» WHAT TO WORK ON: From the listing below, return each line that includes "date".

» SUPPLIED RECORDS:
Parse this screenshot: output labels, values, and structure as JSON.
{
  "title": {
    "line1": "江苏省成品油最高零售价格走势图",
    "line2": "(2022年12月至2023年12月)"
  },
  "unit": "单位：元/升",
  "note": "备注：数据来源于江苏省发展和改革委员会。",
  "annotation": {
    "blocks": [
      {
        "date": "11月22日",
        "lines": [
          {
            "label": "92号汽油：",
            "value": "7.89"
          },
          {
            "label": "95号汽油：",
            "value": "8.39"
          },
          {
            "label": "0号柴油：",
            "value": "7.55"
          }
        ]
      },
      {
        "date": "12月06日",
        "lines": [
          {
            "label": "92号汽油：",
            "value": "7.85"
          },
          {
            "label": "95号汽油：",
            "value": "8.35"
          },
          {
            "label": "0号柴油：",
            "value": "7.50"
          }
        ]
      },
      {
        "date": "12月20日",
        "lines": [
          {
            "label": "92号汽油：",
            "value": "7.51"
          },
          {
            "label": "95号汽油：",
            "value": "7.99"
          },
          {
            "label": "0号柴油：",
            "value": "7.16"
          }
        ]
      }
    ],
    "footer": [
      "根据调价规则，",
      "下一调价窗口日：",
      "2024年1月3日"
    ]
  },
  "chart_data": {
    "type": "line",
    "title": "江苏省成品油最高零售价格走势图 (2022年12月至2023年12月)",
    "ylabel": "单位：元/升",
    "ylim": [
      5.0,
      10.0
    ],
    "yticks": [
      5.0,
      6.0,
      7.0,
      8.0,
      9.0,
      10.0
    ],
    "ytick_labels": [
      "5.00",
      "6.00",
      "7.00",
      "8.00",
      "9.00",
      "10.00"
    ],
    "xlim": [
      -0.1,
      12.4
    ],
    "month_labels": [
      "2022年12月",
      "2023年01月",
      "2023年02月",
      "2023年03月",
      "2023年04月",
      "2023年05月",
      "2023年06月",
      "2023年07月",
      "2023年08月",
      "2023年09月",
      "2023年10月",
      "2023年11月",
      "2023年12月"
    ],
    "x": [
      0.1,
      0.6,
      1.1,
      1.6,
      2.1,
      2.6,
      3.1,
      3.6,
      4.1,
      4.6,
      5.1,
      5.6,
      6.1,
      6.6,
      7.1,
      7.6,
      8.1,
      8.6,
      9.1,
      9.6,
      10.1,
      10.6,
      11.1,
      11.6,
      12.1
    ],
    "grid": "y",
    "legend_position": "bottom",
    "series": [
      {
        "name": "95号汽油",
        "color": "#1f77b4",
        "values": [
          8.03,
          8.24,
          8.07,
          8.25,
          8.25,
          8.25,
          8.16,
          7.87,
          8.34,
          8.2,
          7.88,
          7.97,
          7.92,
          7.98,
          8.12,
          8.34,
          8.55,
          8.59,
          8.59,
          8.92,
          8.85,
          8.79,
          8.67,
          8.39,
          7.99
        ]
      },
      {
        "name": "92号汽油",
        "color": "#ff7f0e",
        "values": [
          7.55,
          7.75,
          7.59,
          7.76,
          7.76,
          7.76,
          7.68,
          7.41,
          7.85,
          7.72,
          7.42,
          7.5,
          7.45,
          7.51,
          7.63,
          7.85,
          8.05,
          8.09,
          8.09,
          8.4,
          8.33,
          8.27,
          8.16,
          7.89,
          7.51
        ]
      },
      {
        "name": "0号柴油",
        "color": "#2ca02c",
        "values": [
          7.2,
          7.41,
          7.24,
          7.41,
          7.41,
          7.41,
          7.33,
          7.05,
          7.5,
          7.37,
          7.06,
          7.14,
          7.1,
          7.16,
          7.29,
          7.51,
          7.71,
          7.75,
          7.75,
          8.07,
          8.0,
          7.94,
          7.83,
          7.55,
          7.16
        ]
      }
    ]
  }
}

» SOLUTION:
        "date": "11月22日",
        "date": "12月06日",
        "date": "12月20日",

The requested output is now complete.